Repeat the lines that follow, leaving nothing out.

— Begin Dataset records —

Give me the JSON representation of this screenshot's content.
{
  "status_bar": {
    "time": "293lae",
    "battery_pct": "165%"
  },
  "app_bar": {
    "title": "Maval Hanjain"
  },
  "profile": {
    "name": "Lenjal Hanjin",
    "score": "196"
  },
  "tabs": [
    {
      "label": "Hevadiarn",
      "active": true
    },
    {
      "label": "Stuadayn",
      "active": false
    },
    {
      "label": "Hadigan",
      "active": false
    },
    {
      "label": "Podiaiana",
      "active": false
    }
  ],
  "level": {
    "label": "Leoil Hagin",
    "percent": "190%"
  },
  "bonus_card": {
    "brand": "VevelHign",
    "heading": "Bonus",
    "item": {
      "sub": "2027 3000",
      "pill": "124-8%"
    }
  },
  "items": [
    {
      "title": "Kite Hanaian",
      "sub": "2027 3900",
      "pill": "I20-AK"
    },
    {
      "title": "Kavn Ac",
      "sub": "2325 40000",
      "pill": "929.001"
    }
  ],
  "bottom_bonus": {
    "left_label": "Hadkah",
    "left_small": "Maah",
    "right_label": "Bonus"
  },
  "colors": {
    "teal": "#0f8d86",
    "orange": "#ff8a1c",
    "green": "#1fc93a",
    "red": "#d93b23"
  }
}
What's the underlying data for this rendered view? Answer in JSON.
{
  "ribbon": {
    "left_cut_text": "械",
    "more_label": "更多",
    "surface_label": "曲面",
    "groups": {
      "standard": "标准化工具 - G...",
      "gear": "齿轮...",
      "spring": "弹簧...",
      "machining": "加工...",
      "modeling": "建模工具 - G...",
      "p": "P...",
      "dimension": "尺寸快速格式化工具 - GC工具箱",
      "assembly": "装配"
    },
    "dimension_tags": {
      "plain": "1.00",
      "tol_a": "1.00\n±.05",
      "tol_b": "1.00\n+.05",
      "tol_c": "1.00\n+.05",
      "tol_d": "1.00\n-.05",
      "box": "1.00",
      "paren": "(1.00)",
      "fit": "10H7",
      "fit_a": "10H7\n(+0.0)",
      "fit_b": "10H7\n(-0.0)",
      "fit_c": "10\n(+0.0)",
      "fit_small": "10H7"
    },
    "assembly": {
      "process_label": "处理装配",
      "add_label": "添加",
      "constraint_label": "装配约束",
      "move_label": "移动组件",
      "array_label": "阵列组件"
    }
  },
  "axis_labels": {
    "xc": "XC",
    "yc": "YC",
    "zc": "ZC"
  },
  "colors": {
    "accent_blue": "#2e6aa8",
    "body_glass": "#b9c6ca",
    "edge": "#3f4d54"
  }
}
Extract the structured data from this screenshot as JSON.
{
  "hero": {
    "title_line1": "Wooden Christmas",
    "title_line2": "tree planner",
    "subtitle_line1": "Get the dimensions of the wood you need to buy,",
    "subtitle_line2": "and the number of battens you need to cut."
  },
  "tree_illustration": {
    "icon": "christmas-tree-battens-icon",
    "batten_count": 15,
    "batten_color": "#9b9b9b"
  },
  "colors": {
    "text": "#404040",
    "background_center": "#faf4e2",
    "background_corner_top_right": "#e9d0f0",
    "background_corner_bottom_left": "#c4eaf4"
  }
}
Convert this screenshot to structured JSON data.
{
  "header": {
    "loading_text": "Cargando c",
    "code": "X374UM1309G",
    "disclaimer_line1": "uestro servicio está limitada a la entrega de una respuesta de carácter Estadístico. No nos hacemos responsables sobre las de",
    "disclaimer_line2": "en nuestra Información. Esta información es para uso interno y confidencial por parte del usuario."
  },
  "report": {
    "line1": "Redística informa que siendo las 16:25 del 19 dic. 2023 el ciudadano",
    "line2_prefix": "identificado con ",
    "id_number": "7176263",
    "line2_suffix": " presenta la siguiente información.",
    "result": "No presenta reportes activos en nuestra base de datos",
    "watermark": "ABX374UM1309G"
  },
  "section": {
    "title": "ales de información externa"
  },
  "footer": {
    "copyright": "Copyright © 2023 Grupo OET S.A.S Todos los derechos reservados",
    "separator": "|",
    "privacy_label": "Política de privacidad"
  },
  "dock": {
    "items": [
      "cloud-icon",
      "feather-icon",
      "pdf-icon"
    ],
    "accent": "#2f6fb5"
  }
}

— End Dataset records —

§ **In response**:
Give me the JSON representation of this screenshot's content.
{
  "status_bar": {
    "time": "293lae",
    "battery_pct": "165%"
  },
  "app_bar": {
    "title": "Maval Hanjain"
  },
  "profile": {
    "name": "Lenjal Hanjin",
    "score": "196"
  },
  "tabs": [
    {
      "label": "Hevadiarn",
      "active": true
    },
    {
      "label": "Stuadayn",
      "active": false
    },
    {
      "label": "Hadigan",
      "active": false
    },
    {
      "label": "Podiaiana",
      "active": false
    }
  ],
  "level": {
    "label": "Leoil Hagin",
    "percent": "190%"
  },
  "bonus_card": {
    "brand": "VevelHign",
    "heading": "Bonus",
    "item": {
      "sub": "2027 3000",
      "pill": "124-8%"
    }
  },
  "items": [
    {
      "title": "Kite Hanaian",
      "sub": "2027 3900",
      "pill": "I20-AK"
    },
    {
      "title": "Kavn Ac",
      "sub": "2325 40000",
      "pill": "929.001"
    }
  ],
  "bottom_bonus": {
    "left_label": "Hadkah",
    "left_small": "Maah",
    "right_label": "Bonus"
  },
  "colors": {
    "teal": "#0f8d86",
    "orange": "#ff8a1c",
    "green": "#1fc93a",
    "red": "#d93b23"
  }
}
What's the underlying data for this rendered view? Answer in JSON.
{
  "ribbon": {
    "left_cut_text": "械",
    "more_label": "更多",
    "surface_label": "曲面",
    "groups": {
      "standard": "标准化工具 - G...",
      "gear": "齿轮...",
      "spring": "弹簧...",
      "machining": "加工...",
      "modeling": "建模工具 - G...",
      "p": "P...",
      "dimension": "尺寸快速格式化工具 - GC工具箱",
      "assembly": "装配"
    },
    "dimension_tags": {
      "plain": "1.00",
      "tol_a": "1.00\n±.05",
      "tol_b": "1.00\n+.05",
      "tol_c": "1.00\n+.05",
      "tol_d": "1.00\n-.05",
      "box": "1.00",
      "paren": "(1.00)",
      "fit": "10H7",
      "fit_a": "10H7\n(+0.0)",
      "fit_b": "10H7\n(-0.0)",
      "fit_c": "10\n(+0.0)",
      "fit_small": "10H7"
    },
    "assembly": {
      "process_label": "处理装配",
      "add_label": "添加",
      "constraint_label": "装配约束",
      "move_label": "移动组件",
      "array_label": "阵列组件"
    }
  },
  "axis_labels": {
    "xc": "XC",
    "yc": "YC",
    "zc": "ZC"
  },
  "colors": {
    "accent_blue": "#2e6aa8",
    "body_glass": "#b9c6ca",
    "edge": "#3f4d54"
  }
}
Extract the structured data from this screenshot as JSON.
{
  "hero": {
    "title_line1": "Wooden Christmas",
    "title_line2": "tree planner",
    "subtitle_line1": "Get the dimensions of the wood you need to buy,",
    "subtitle_line2": "and the number of battens you need to cut."
  },
  "tree_illustration": {
    "icon": "christmas-tree-battens-icon",
    "batten_count": 15,
    "batten_color": "#9b9b9b"
  },
  "colors": {
    "text": "#404040",
    "background_center": "#faf4e2",
    "background_corner_top_right": "#e9d0f0",
    "background_corner_bottom_left": "#c4eaf4"
  }
}
Convert this screenshot to structured JSON data.
{
  "header": {
    "loading_text": "Cargando c",
    "code": "X374UM1309G",
    "disclaimer_line1": "uestro servicio está limitada a la entrega de una respuesta de carácter Estadístico. No nos hacemos responsables sobre las de",
    "disclaimer_line2": "en nuestra Información. Esta información es para uso interno y confidencial por parte del usuario."
  },
  "report": {
    "line1": "Redística informa que siendo las 16:25 del 19 dic. 2023 el ciudadano",
    "line2_prefix": "identificado con ",
    "id_number": "7176263",
    "line2_suffix": " presenta la siguiente información.",
    "result": "No presenta reportes activos en nuestra base de datos",
    "watermark": "ABX374UM1309G"
  },
  "section": {
    "title": "ales de información externa"
  },
  "footer": {
    "copyright": "Copyright © 2023 Grupo OET S.A.S Todos los derechos reservados",
    "separator": "|",
    "privacy_label": "Política de privacidad"
  },
  "dock": {
    "items": [
      "cloud-icon",
      "feather-icon",
      "pdf-icon"
    ],
    "accent": "#2f6fb5"
  }
}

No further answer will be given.